● Task directions: Write out all of the entries exactly, please.

● Dataset excerpts:
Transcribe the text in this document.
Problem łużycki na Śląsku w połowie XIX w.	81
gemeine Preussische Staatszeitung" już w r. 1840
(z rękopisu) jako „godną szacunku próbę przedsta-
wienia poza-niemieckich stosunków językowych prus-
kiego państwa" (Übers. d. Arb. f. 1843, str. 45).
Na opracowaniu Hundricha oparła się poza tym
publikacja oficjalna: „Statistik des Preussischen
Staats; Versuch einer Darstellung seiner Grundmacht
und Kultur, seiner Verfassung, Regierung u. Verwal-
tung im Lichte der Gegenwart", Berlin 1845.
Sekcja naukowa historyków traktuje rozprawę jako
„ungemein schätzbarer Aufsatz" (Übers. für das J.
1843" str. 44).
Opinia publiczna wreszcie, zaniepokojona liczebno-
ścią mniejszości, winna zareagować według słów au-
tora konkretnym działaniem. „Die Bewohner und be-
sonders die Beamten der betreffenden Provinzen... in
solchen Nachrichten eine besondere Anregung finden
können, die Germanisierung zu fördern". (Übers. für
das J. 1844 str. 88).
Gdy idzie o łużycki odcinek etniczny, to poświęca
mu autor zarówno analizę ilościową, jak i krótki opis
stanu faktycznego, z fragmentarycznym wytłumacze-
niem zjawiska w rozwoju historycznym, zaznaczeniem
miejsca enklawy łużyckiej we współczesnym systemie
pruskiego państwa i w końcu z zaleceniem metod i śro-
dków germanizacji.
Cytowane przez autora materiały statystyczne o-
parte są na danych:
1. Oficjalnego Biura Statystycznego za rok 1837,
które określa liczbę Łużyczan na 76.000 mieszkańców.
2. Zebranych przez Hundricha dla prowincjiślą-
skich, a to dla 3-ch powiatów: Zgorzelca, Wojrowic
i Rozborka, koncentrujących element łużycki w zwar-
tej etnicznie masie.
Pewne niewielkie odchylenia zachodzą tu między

● Answer to this exercise:
Transcribe the text in this document.
Problem łużycki na Śląsku w połowie XIX w.	81
gemeine Preussische Staatszeitung" już w r. 1840
(z rękopisu) jako „godną szacunku próbę przedsta-
wienia poza-niemieckich stosunków językowych prus-
kiego państwa" (Übers. d. Arb. f. 1843, str. 45).
Na opracowaniu Hundricha oparła się poza tym
publikacja oficjalna: „Statistik des Preussischen
Staats; Versuch einer Darstellung seiner Grundmacht
und Kultur, seiner Verfassung, Regierung u. Verwal-
tung im Lichte der Gegenwart", Berlin 1845.
Sekcja naukowa historyków traktuje rozprawę jako
„ungemein schätzbarer Aufsatz" (Übers. für das J.
1843" str. 44).
Opinia publiczna wreszcie, zaniepokojona liczebno-
ścią mniejszości, winna zareagować według słów au-
tora konkretnym działaniem. „Die Bewohner und be-
sonders die Beamten der betreffenden Provinzen... in
solchen Nachrichten eine besondere Anregung finden
können, die Germanisierung zu fördern". (Übers. für
das J. 1844 str. 88).
Gdy idzie o łużycki odcinek etniczny, to poświęca
mu autor zarówno analizę ilościową, jak i krótki opis
stanu faktycznego, z fragmentarycznym wytłumacze-
niem zjawiska w rozwoju historycznym, zaznaczeniem
miejsca enklawy łużyckiej we współczesnym systemie
pruskiego państwa i w końcu z zaleceniem metod i śro-
dków germanizacji.
Cytowane przez autora materiały statystyczne o-
parte są na danych:
1. Oficjalnego Biura Statystycznego za rok 1837,
które określa liczbę Łużyczan na 76.000 mieszkańców.
2. Zebranych przez Hundricha dla prowincjiślą-
skich, a to dla 3-ch powiatów: Zgorzelca, Wojrowic
i Rozborka, koncentrujących element łużycki w zwar-
tej etnicznie masie.
Pewne niewielkie odchylenia zachodzą tu między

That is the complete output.